### TASK OBJECTIVE
Omit every picture and return the rest of the data unaltered.

(Saved entries)
--- --- ---
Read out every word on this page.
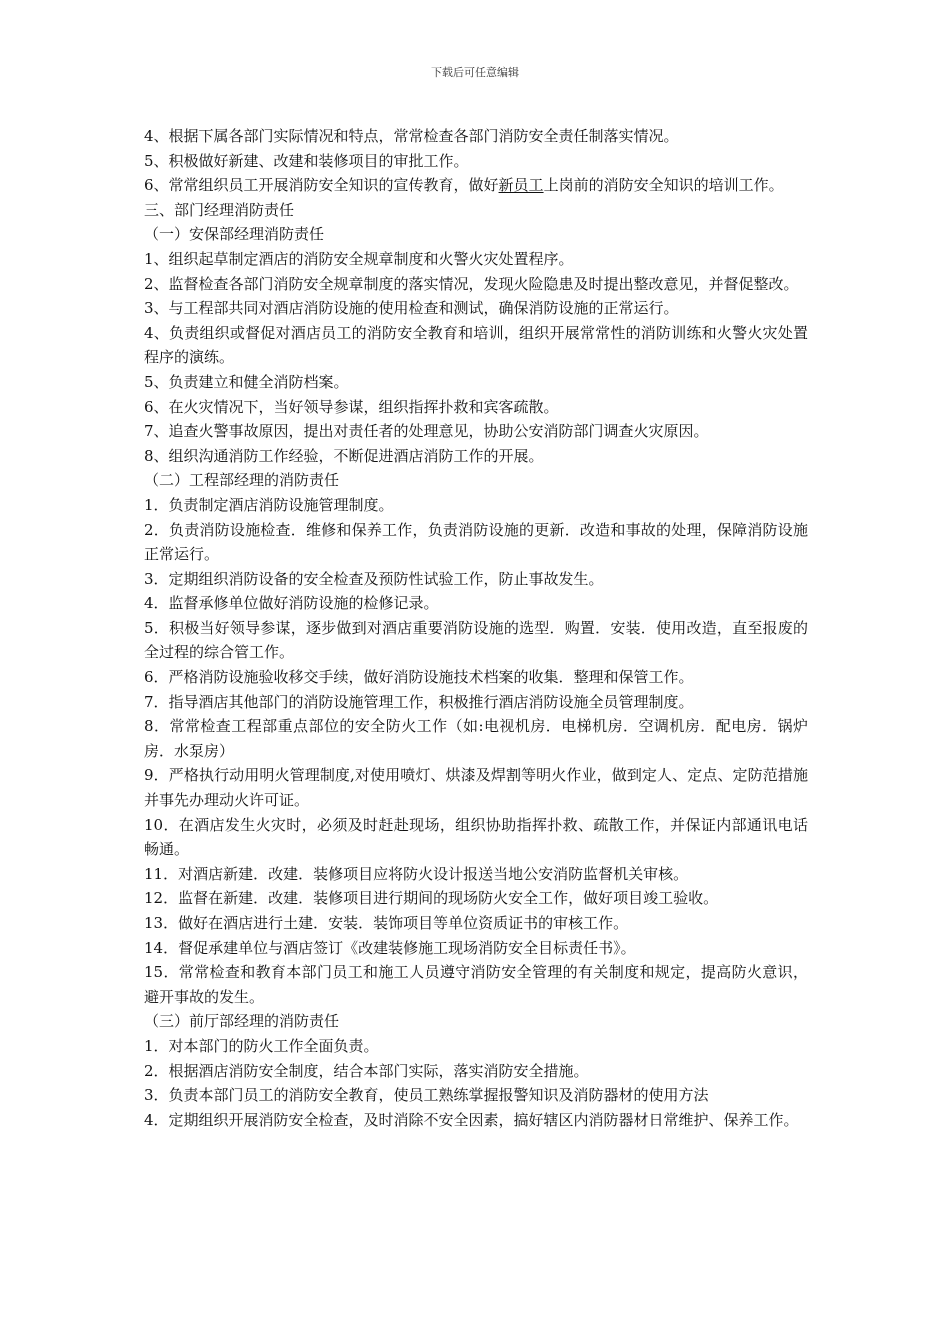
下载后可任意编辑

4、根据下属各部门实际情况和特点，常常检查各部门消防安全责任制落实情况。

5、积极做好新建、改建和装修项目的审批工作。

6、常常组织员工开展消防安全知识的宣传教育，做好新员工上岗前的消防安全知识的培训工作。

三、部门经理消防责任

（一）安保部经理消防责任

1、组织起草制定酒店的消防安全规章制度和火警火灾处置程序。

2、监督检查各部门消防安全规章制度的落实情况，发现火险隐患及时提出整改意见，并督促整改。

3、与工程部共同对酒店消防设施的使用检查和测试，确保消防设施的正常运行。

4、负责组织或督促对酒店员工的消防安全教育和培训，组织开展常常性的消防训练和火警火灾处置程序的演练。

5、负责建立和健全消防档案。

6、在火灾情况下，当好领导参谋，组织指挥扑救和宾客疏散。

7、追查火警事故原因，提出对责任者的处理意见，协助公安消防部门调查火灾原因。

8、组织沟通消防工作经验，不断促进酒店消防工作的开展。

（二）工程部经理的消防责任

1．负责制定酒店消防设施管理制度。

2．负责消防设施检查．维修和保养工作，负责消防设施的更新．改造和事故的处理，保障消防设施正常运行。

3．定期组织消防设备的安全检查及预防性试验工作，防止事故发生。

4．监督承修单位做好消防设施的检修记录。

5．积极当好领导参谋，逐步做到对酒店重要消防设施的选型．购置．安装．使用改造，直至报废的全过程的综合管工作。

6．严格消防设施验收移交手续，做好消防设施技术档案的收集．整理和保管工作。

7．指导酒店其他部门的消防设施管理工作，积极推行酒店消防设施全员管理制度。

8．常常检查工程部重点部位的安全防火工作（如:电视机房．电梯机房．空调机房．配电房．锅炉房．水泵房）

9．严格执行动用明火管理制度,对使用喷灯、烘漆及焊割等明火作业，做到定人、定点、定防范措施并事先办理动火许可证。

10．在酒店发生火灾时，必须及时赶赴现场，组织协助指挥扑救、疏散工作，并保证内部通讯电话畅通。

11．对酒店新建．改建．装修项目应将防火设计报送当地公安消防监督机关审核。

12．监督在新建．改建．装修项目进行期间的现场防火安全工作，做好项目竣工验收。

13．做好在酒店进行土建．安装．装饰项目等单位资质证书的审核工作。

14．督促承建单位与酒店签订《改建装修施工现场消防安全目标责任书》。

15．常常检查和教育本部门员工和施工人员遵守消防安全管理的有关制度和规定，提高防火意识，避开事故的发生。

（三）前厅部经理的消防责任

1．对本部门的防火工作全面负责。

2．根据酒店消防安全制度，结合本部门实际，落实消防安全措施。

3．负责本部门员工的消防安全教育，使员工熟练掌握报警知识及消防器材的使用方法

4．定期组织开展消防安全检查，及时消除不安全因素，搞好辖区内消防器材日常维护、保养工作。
--- --- ---
### COMPLETE RESPONSE
Read out every word on this page.
下载后可任意编辑

4、根据下属各部门实际情况和特点，常常检查各部门消防安全责任制落实情况。

5、积极做好新建、改建和装修项目的审批工作。

6、常常组织员工开展消防安全知识的宣传教育，做好新员工上岗前的消防安全知识的培训工作。

三、部门经理消防责任

（一）安保部经理消防责任

1、组织起草制定酒店的消防安全规章制度和火警火灾处置程序。

2、监督检查各部门消防安全规章制度的落实情况，发现火险隐患及时提出整改意见，并督促整改。

3、与工程部共同对酒店消防设施的使用检查和测试，确保消防设施的正常运行。

4、负责组织或督促对酒店员工的消防安全教育和培训，组织开展常常性的消防训练和火警火灾处置程序的演练。

5、负责建立和健全消防档案。

6、在火灾情况下，当好领导参谋，组织指挥扑救和宾客疏散。

7、追查火警事故原因，提出对责任者的处理意见，协助公安消防部门调查火灾原因。

8、组织沟通消防工作经验，不断促进酒店消防工作的开展。

（二）工程部经理的消防责任

1．负责制定酒店消防设施管理制度。

2．负责消防设施检查．维修和保养工作，负责消防设施的更新．改造和事故的处理，保障消防设施正常运行。

3．定期组织消防设备的安全检查及预防性试验工作，防止事故发生。

4．监督承修单位做好消防设施的检修记录。

5．积极当好领导参谋，逐步做到对酒店重要消防设施的选型．购置．安装．使用改造，直至报废的全过程的综合管工作。

6．严格消防设施验收移交手续，做好消防设施技术档案的收集．整理和保管工作。

7．指导酒店其他部门的消防设施管理工作，积极推行酒店消防设施全员管理制度。

8．常常检查工程部重点部位的安全防火工作（如:电视机房．电梯机房．空调机房．配电房．锅炉房．水泵房）

9．严格执行动用明火管理制度,对使用喷灯、烘漆及焊割等明火作业，做到定人、定点、定防范措施并事先办理动火许可证。

10．在酒店发生火灾时，必须及时赶赴现场，组织协助指挥扑救、疏散工作，并保证内部通讯电话畅通。

11．对酒店新建．改建．装修项目应将防火设计报送当地公安消防监督机关审核。

12．监督在新建．改建．装修项目进行期间的现场防火安全工作，做好项目竣工验收。

13．做好在酒店进行土建．安装．装饰项目等单位资质证书的审核工作。

14．督促承建单位与酒店签订《改建装修施工现场消防安全目标责任书》。

15．常常检查和教育本部门员工和施工人员遵守消防安全管理的有关制度和规定，提高防火意识，避开事故的发生。

（三）前厅部经理的消防责任

1．对本部门的防火工作全面负责。

2．根据酒店消防安全制度，结合本部门实际，落实消防安全措施。

3．负责本部门员工的消防安全教育，使员工熟练掌握报警知识及消防器材的使用方法

4．定期组织开展消防安全检查，及时消除不安全因素，搞好辖区内消防器材日常维护、保养工作。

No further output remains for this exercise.